Exercise details: Convert every line of the data below into a JSON list of strings, one string per line, skipping blank lines. Leave the pictures out of the answer.

Data rows:
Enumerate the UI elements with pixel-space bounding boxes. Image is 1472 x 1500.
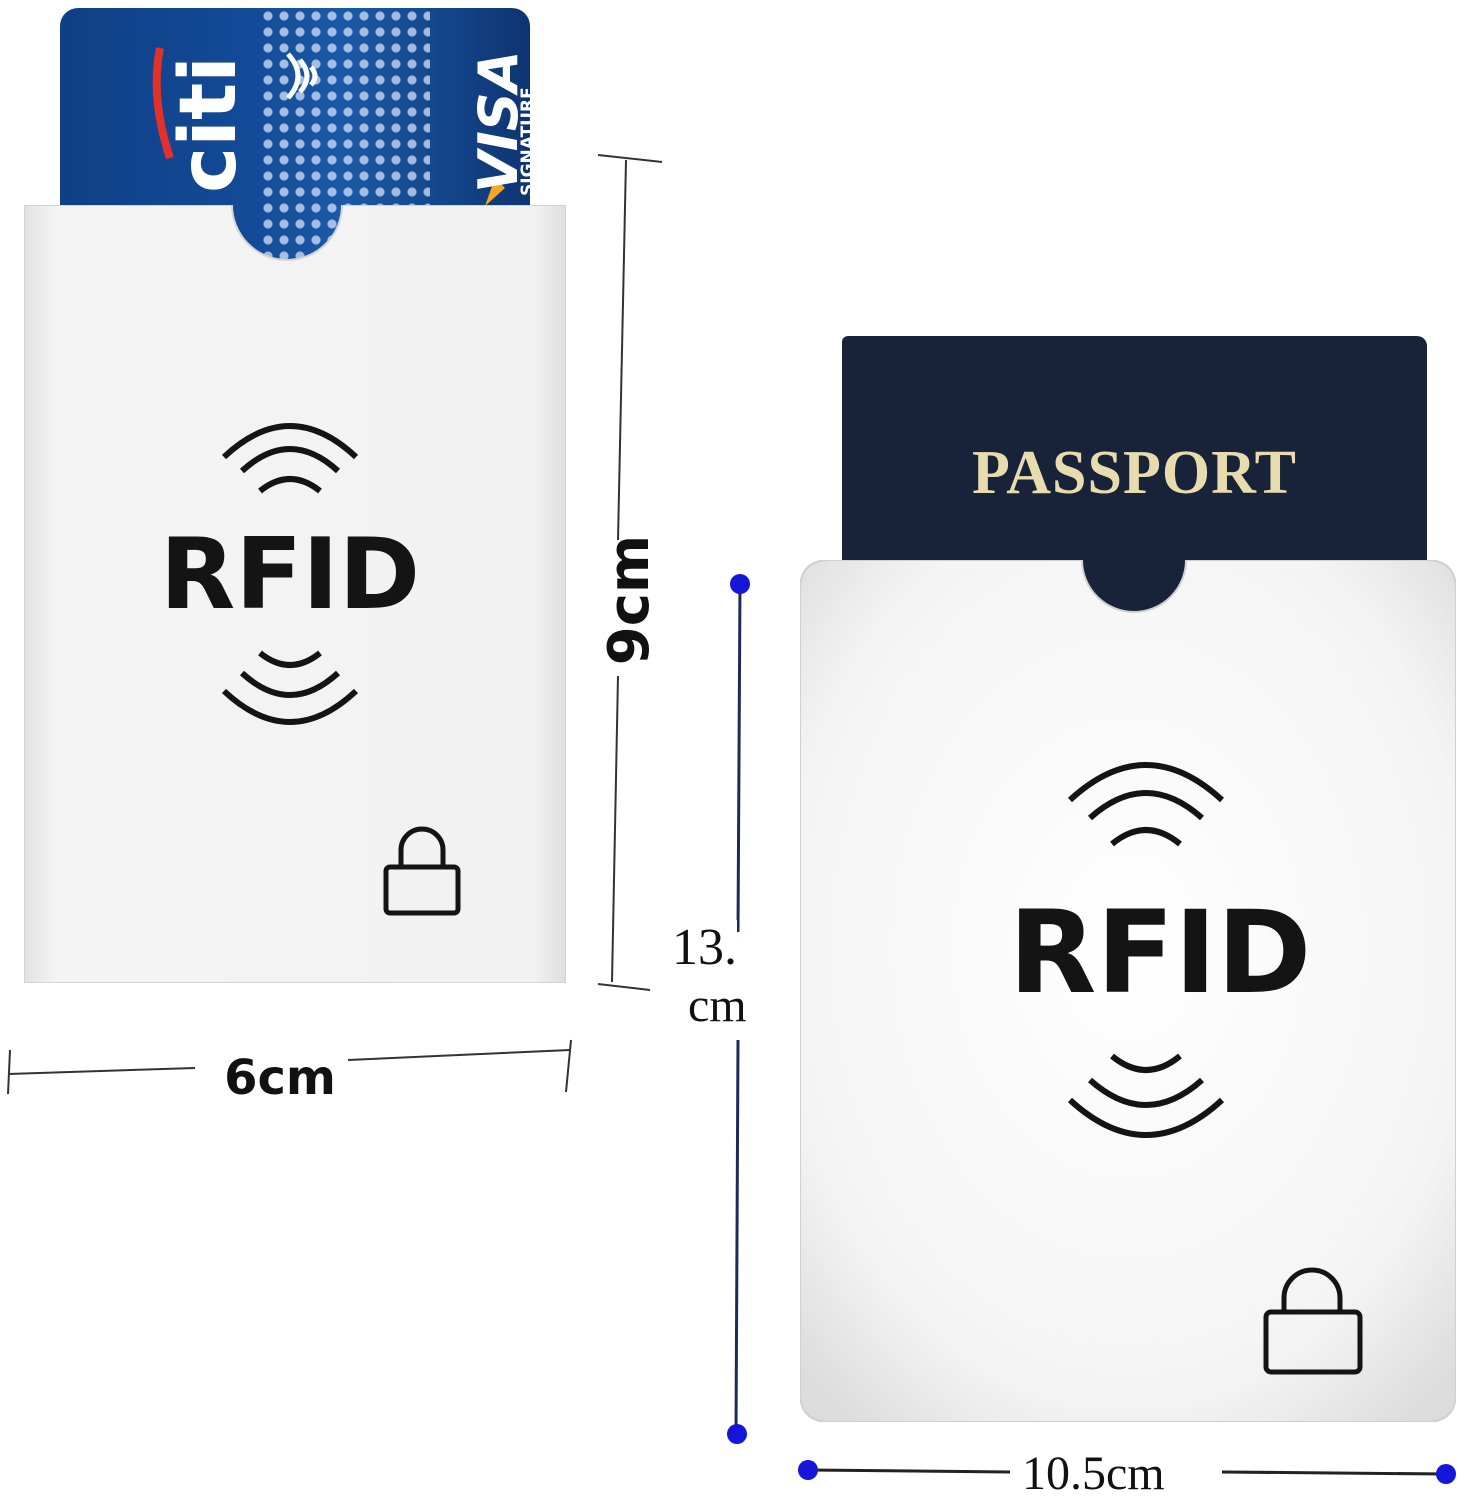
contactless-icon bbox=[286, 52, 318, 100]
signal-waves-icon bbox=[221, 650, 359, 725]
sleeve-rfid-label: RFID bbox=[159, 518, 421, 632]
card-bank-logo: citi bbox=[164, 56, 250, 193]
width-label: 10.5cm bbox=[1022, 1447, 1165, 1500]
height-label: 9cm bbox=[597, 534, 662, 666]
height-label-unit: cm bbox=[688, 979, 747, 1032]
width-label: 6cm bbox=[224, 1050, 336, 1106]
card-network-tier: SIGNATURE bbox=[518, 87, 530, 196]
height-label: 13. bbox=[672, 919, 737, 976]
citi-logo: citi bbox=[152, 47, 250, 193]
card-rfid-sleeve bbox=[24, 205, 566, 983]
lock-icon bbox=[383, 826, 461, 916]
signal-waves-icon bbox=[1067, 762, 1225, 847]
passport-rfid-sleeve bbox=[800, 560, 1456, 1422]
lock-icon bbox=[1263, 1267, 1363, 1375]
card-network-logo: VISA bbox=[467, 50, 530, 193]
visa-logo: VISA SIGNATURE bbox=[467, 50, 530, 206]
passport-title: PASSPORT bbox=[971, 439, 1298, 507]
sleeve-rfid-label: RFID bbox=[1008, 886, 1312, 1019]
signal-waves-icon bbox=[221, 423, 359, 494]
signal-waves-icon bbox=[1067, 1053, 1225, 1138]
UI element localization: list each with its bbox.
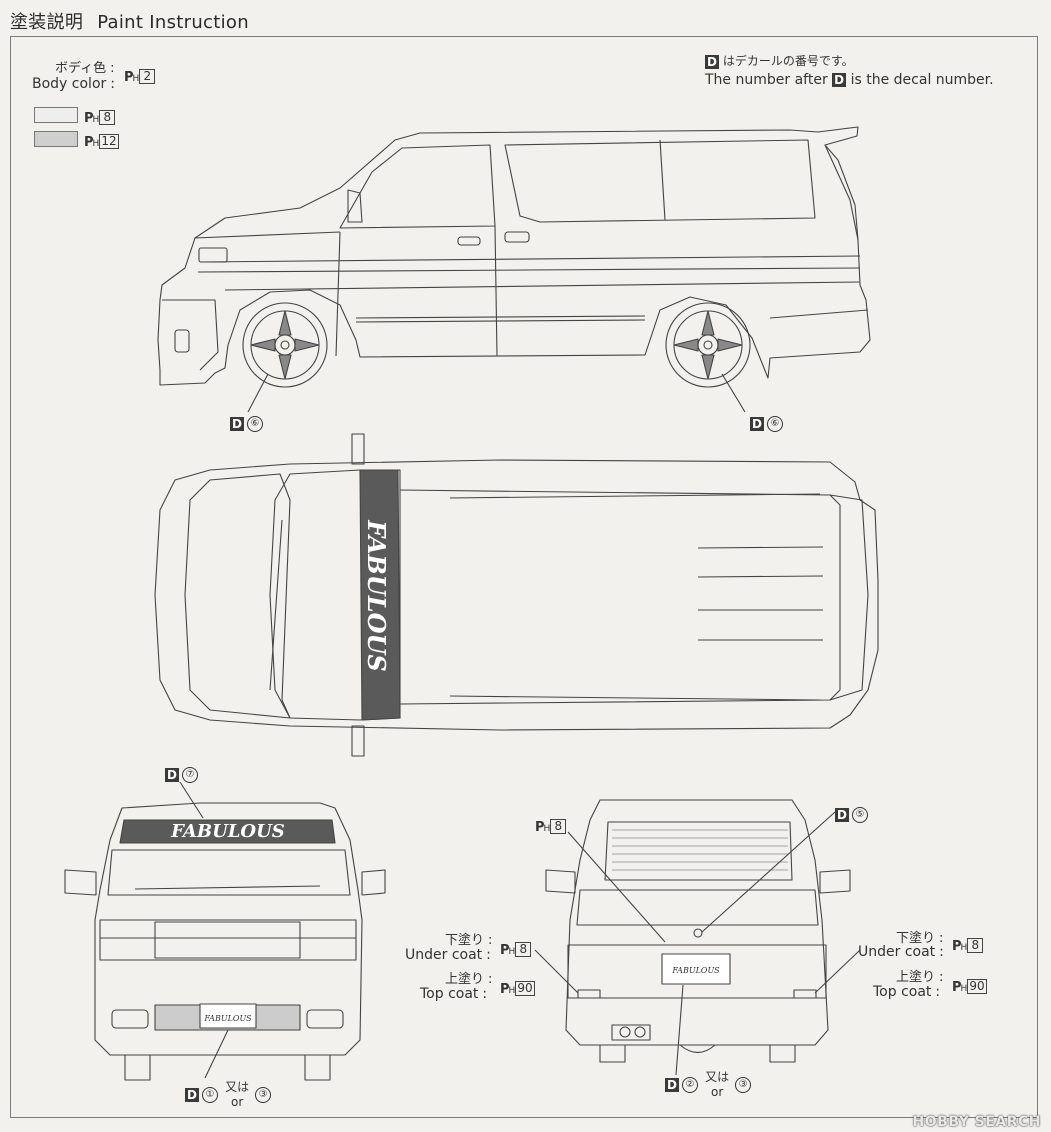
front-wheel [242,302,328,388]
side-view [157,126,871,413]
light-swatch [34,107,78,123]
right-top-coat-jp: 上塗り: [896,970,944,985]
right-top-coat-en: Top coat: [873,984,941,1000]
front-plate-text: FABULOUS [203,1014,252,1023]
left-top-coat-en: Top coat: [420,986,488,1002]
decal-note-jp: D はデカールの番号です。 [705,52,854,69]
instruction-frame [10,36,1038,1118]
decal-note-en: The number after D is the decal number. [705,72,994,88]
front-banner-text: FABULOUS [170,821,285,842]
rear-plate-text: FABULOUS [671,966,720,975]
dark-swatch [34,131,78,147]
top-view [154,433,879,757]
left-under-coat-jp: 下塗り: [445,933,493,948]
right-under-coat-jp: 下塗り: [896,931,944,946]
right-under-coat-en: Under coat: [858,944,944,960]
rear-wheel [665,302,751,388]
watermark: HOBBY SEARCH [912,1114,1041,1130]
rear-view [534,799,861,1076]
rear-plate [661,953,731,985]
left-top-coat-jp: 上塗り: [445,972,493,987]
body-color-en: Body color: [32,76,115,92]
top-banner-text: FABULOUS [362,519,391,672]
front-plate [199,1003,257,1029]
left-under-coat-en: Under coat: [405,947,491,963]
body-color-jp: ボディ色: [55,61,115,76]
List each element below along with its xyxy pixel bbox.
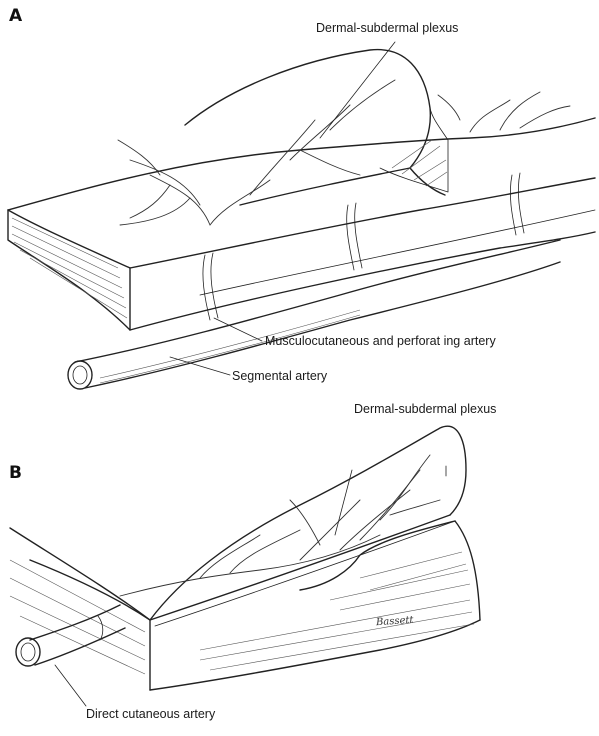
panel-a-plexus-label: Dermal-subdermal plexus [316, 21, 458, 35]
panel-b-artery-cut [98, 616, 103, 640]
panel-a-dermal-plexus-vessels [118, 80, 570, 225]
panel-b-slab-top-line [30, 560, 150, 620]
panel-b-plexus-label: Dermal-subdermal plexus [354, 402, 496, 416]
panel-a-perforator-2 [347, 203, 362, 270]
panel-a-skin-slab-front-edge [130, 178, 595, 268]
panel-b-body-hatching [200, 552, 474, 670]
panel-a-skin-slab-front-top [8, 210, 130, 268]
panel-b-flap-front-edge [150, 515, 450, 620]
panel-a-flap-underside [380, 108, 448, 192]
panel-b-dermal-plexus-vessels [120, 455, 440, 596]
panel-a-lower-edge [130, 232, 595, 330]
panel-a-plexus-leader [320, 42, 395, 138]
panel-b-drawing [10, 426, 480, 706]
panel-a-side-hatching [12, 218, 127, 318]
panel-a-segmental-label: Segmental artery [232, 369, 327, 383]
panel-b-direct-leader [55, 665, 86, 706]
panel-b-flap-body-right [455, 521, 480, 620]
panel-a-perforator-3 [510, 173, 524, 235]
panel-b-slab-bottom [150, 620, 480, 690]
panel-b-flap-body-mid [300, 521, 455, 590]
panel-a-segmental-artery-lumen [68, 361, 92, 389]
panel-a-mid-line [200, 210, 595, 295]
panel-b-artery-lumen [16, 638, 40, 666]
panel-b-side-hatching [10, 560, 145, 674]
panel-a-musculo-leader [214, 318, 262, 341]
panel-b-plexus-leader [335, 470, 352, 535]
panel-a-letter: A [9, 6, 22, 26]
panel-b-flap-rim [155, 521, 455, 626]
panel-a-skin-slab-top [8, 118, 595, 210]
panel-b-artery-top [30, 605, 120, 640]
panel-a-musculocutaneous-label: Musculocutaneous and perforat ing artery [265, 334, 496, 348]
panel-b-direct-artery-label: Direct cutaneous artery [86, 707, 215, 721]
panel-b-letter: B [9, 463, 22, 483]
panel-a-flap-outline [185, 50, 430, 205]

Finished task:
[
  "Enumerate the UI elements with pixel-space bounding boxes. Image is 1472 x 1500.",
  "contactless-icon bbox=[286, 52, 318, 100]",
  "signal-waves-icon bbox=[221, 650, 359, 725]",
  "sleeve-rfid-label: RFID bbox=[159, 518, 421, 632]",
  "card-bank-logo: citi bbox=[164, 56, 250, 193]",
  "width-label: 10.5cm bbox=[1022, 1447, 1165, 1500]",
  "height-label: 9cm bbox=[597, 534, 662, 666]",
  "height-label-unit: cm bbox=[688, 979, 747, 1032]",
  "width-label: 6cm bbox=[224, 1050, 336, 1106]",
  "card-network-tier: SIGNATURE bbox=[518, 87, 530, 196]",
  "height-label: 13. bbox=[672, 919, 737, 976]",
  "citi-logo: citi bbox=[152, 47, 250, 193]",
  "card-rfid-sleeve bbox=[24, 205, 566, 983]",
  "lock-icon bbox=[383, 826, 461, 916]",
  "signal-waves-icon bbox=[1067, 762, 1225, 847]",
  "passport-rfid-sleeve bbox=[800, 560, 1456, 1422]",
  "lock-icon bbox=[1263, 1267, 1363, 1375]",
  "card-network-logo: VISA bbox=[467, 50, 530, 193]",
  "visa-logo: VISA SIGNATURE bbox=[467, 50, 530, 206]",
  "passport-title: PASSPORT bbox=[971, 439, 1298, 507]",
  "sleeve-rfid-label: RFID bbox=[1008, 886, 1312, 1019]",
  "signal-waves-icon bbox=[221, 423, 359, 494]",
  "signal-waves-icon bbox=[1067, 1053, 1225, 1138]",
  "UI element localization: list each with its bbox.",
  "front-wheel [242,302,328,388]",
  "side-view [157,126,871,413]",
  "light-swatch [34,107,78,123]",
  "right-top-coat-jp: 上塗り: [896,970,944,985]",
  "right-top-coat-en: Top coat: [873,984,941,1000]",
  "front-plate-text: FABULOUS [203,1014,252,1023]",
  "left-top-coat-en: Top coat: [420,986,488,1002]",
  "decal-note-jp: D はデカールの番号です。 [705,52,854,69]",
  "instruction-frame [10,36,1038,1118]",
  "decal-note-en: The number after D is the decal number. [705,72,994,88]",
  "front-banner-text: FABULOUS [170,821,285,842]",
  "rear-plate-text: FABULOUS [671,966,720,975]",
  "dark-swatch [34,131,78,147]",
  "top-view [154,433,879,757]",
  "left-under-coat-jp: 下塗り: [445,933,493,948]",
  "right-under-coat-jp: 下塗り: [896,931,944,946]",
  "right-under-coat-en: Under coat: [858,944,944,960]",
  "rear-wheel [665,302,751,388]",
  "watermark: HOBBY SEARCH [912,1114,1041,1130]",
  "rear-view [534,799,861,1076]",
  "rear-plate [661,953,731,985]",
  "left-top-coat-jp: 上塗り: [445,972,493,987]",
  "body-color-en: Body color: [32,76,115,92]",
  "top-banner-text: FABULOUS [362,519,391,672]",
  "front-plate [199,1003,257,1029]",
  "left-under-coat-en: Under coat: [405,947,491,963]",
  "body-color-jp: ボディ色: [55,61,115,76]",
  "List each element below along with its xyxy pixel bbox.",
  "panel-a-plexus-label: Dermal-subdermal plexus [316, 21, 458, 35]",
  "panel-b-artery-cut [98, 616, 103, 640]",
  "panel-a-dermal-plexus-vessels [118, 80, 570, 225]",
  "panel-b-slab-top-line [30, 560, 150, 620]",
  "panel-b-plexus-label: Dermal-subdermal plexus [354, 402, 496, 416]",
  "panel-a-perforator-2 [347, 203, 362, 270]",
  "panel-a-skin-slab-front-edge [130, 178, 595, 268]",
  "panel-b-body-hatching [200, 552, 474, 670]",
  "panel-a-skin-slab-front-top [8, 210, 130, 268]",
  "panel-b-flap-front-edge [150, 515, 450, 620]",
  "panel-a-flap-underside [380, 108, 448, 192]",
  "panel-b-dermal-plexus-vessels [120, 455, 440, 596]",
  "panel-a-lower-edge [130, 232, 595, 330]",
  "panel-a-plexus-leader [320, 42, 395, 138]",
  "panel-b-drawing [10, 426, 480, 706]",
  "panel-a-side-hatching [12, 218, 127, 318]",
  "panel-a-segmental-label: Segmental artery [232, 369, 327, 383]",
  "panel-b-direct-leader [55, 665, 86, 706]",
  "panel-b-flap-body-right [455, 521, 480, 620]",
  "panel-a-perforator-3 [510, 173, 524, 235]",
  "panel-b-slab-bottom [150, 620, 480, 690]",
  "panel-b-flap-body-mid [300, 521, 455, 590]",
  "panel-a-segmental-artery-lumen [68, 361, 92, 389]",
  "panel-a-mid-line [200, 210, 595, 295]",
  "panel-b-artery-lumen [16, 638, 40, 666]",
  "panel-b-side-hatching [10, 560, 145, 674]",
  "panel-a-musculo-leader [214, 318, 262, 341]",
  "panel-b-plexus-leader [335, 470, 352, 535]",
  "panel-a-letter: A [9, 6, 22, 26]",
  "panel-b-flap-rim [155, 521, 455, 626]",
  "panel-a-skin-slab-top [8, 118, 595, 210]",
  "panel-b-artery-top [30, 605, 120, 640]",
  "panel-a-musculocutaneous-label: Musculocutaneous and perforat ing artery [265, 334, 496, 348]",
  "panel-b-direct-artery-label: Direct cutaneous artery [86, 707, 215, 721]",
  "panel-b-letter: B [9, 463, 22, 483]",
  "panel-a-flap-outline [185, 50, 430, 205]"
]